— begin —

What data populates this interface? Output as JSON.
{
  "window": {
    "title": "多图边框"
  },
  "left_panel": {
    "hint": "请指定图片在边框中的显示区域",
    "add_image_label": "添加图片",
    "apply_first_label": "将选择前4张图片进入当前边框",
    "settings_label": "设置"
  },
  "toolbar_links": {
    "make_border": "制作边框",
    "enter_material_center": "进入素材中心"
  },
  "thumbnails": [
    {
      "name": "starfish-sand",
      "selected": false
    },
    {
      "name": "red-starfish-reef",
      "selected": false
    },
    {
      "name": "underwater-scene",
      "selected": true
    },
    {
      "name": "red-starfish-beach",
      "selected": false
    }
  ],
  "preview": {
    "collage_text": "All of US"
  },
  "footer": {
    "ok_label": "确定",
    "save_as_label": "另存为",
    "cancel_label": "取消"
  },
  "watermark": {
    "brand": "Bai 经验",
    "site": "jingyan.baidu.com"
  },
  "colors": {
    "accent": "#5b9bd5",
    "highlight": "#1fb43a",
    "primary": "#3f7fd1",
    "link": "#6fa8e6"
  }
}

— end —

◆ **INSTRUCTION**
Every line in the data that holds "starfish" should be copied out.

◆ **WRITTEN RESPONSE**
      "name": "starfish-sand",
      "name": "red-starfish-reef",
      "name": "red-starfish-beach",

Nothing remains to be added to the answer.